The probability that exactly 3 out of 5 customers traveled between September and November is: 0.08789


## Exercise 3

### 3.1 More distributions

**Let's assume that we know the age of the customers from one of these hotels follows a normal distribution with a mean of 52 and a standard deviation of 11. If we select a random customer, what is the probability that they are older than 40 years?**

In [13]:
from scipy.stats import norm

mean_age = 52
std_dev = 11

probability_older_than_40 = 1 - norm.cdf(40, mean_age, std_dev)
print(f"The probability that a randomly selected customer is older than 40 years is: {probability_older_than_40:.4f}")

The probability that a randomly selected customer is older than 40 years is: 0.8623


**Let´s determine the probability that a randomly selected customer is younger than 63 years using the normal distribution:**

In [14]:
probability_younger_than_63 = norm.cdf(63, mean_age, std_dev)
print(f"The probability that a randomly selected customer is younger than 63 years is: {probability_younger_than_63:.4f}")

> _Extracted data_:
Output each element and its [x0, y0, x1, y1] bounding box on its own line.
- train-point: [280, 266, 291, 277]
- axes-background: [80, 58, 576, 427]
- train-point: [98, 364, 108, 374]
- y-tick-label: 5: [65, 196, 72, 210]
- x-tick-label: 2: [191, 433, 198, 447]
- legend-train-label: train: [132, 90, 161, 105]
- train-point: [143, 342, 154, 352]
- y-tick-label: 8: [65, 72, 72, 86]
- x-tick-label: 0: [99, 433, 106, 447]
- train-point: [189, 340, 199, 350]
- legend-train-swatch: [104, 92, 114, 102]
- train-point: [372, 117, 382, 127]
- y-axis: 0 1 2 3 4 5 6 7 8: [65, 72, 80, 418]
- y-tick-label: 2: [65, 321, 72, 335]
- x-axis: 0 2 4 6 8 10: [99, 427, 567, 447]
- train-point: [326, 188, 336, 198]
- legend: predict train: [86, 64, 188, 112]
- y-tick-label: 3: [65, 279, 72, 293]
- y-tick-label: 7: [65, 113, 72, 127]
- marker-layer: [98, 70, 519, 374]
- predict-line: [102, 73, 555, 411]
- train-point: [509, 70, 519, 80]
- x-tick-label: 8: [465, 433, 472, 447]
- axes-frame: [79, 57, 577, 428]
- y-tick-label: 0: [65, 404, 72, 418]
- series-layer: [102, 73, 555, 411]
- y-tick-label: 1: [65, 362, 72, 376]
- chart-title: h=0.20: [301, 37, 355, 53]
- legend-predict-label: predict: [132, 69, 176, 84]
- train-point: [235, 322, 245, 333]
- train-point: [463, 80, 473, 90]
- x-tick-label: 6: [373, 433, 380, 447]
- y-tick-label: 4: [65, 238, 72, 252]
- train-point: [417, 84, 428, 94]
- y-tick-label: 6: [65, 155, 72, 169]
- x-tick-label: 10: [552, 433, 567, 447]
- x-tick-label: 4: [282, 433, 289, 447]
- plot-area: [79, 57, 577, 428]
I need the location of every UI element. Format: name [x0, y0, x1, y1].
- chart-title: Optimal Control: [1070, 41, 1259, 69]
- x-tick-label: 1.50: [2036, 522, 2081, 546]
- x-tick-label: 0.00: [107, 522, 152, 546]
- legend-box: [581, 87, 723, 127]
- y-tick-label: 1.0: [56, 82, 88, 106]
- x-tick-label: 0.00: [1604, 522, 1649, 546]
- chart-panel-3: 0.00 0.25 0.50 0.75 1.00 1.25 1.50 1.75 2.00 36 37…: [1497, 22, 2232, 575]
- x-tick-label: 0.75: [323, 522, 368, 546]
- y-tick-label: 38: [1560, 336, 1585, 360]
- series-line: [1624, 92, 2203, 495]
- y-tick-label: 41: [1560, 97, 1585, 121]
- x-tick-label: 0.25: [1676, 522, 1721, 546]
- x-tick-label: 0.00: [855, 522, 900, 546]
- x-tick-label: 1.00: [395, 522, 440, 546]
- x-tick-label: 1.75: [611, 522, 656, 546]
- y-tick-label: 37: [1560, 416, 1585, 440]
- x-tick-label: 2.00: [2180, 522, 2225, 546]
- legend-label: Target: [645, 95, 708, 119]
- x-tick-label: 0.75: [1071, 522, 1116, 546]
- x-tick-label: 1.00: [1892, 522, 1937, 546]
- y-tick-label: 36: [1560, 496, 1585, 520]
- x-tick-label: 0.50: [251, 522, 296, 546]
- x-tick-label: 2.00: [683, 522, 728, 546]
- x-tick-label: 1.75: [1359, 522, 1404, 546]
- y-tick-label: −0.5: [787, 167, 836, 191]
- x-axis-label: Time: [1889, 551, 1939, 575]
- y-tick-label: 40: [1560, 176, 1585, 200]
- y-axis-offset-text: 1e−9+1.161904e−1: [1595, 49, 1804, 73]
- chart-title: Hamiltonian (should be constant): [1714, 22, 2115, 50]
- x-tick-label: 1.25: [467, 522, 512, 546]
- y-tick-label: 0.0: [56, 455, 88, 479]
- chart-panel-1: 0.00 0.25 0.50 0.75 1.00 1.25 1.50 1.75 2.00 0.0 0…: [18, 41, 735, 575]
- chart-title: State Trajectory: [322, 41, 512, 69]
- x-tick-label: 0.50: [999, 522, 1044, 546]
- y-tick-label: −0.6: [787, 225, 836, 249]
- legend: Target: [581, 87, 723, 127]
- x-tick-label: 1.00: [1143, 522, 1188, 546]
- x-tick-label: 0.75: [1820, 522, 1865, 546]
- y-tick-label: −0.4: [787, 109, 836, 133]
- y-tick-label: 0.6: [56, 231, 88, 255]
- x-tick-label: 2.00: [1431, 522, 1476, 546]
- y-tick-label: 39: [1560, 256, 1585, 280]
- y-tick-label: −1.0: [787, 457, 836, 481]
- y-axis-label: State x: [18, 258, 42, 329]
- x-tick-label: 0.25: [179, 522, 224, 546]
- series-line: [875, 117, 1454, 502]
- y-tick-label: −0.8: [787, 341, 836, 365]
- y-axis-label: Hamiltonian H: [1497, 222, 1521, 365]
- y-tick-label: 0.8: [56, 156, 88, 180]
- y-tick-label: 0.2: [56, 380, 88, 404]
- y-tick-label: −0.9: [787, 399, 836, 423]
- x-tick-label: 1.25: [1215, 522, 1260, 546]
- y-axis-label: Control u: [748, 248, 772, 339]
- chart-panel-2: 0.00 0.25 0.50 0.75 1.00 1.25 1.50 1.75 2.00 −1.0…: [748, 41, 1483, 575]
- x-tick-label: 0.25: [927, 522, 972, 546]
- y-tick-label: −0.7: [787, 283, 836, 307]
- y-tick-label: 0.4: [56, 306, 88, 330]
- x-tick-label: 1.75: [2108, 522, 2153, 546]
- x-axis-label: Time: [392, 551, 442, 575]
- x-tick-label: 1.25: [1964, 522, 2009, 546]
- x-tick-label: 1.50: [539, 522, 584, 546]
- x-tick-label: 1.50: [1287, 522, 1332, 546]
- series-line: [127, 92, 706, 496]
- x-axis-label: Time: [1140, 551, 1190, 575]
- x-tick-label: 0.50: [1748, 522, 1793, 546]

> _Exercise tasks_:
1. Copy from the notebook excerpt, beginning at the words "mean_age = 52" and stopping after "norm.cdf(63, mean_age, std_dev)".
2. Summarize the notebook excerpt in two sentences.
You won't need the lines for any of this.

> _The solutions_:
1.
mean_age = 52
std_dev = 11

probability_older_than_40 = 1 - norm.cdf(40, mean_age, std_dev)
print(f"The probability that a randomly selected customer is older than 40 years is: {probability_older_than_40:.4f}")

The probability that a randomly selected customer is older than 40 years is: 0.8623


**Let´s determine the probability that a randomly selected customer is younger than 63 years using the normal distribution:**

In [14]:
probability_younger_than_63 = norm.cdf(63, mean_age, std_dev)

2. The notebook excerpt assumes that hotel customers' ages follow a normal distribution with a mean of 52 and a standard deviation of 11. Using scipy's norm.cdf, it finds a probability of 0.8623 that a random customer is older than 40, then sets up the same function to find the probability that a customer is younger than 63.